Exercise aim - Output all of the entries below precisely as written.

The records -
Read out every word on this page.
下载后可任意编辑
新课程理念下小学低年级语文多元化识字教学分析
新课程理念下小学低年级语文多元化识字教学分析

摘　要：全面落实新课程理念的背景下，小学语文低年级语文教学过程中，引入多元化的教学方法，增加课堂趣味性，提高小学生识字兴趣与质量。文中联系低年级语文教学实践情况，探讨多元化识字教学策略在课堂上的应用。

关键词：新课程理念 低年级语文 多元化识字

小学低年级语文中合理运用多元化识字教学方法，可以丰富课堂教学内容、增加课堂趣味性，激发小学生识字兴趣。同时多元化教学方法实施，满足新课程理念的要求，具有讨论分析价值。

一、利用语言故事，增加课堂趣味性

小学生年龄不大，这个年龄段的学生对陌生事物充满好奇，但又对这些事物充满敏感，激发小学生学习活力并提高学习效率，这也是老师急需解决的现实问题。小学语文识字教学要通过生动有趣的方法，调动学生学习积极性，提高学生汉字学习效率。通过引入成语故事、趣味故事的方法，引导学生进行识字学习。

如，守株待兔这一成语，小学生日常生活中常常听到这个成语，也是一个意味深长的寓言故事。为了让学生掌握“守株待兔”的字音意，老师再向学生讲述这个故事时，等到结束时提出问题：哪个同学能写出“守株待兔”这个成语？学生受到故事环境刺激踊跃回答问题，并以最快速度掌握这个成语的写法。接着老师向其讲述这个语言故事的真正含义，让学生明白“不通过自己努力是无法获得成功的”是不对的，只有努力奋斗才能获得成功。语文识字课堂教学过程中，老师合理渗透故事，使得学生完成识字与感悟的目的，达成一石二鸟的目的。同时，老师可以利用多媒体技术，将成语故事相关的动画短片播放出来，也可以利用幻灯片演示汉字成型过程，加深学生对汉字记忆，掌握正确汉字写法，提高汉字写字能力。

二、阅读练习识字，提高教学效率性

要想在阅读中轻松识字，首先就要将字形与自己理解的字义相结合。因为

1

Exercise solution -
Read out every word on this page.
下载后可任意编辑
新课程理念下小学低年级语文多元化识字教学分析
新课程理念下小学低年级语文多元化识字教学分析

摘　要：全面落实新课程理念的背景下，小学语文低年级语文教学过程中，引入多元化的教学方法，增加课堂趣味性，提高小学生识字兴趣与质量。文中联系低年级语文教学实践情况，探讨多元化识字教学策略在课堂上的应用。

关键词：新课程理念 低年级语文 多元化识字

小学低年级语文中合理运用多元化识字教学方法，可以丰富课堂教学内容、增加课堂趣味性，激发小学生识字兴趣。同时多元化教学方法实施，满足新课程理念的要求，具有讨论分析价值。

一、利用语言故事，增加课堂趣味性

小学生年龄不大，这个年龄段的学生对陌生事物充满好奇，但又对这些事物充满敏感，激发小学生学习活力并提高学习效率，这也是老师急需解决的现实问题。小学语文识字教学要通过生动有趣的方法，调动学生学习积极性，提高学生汉字学习效率。通过引入成语故事、趣味故事的方法，引导学生进行识字学习。

如，守株待兔这一成语，小学生日常生活中常常听到这个成语，也是一个意味深长的寓言故事。为了让学生掌握“守株待兔”的字音意，老师再向学生讲述这个故事时，等到结束时提出问题：哪个同学能写出“守株待兔”这个成语？学生受到故事环境刺激踊跃回答问题，并以最快速度掌握这个成语的写法。接着老师向其讲述这个语言故事的真正含义，让学生明白“不通过自己努力是无法获得成功的”是不对的，只有努力奋斗才能获得成功。语文识字课堂教学过程中，老师合理渗透故事，使得学生完成识字与感悟的目的，达成一石二鸟的目的。同时，老师可以利用多媒体技术，将成语故事相关的动画短片播放出来，也可以利用幻灯片演示汉字成型过程，加深学生对汉字记忆，掌握正确汉字写法，提高汉字写字能力。

二、阅读练习识字，提高教学效率性

要想在阅读中轻松识字，首先就要将字形与自己理解的字义相结合。因为

1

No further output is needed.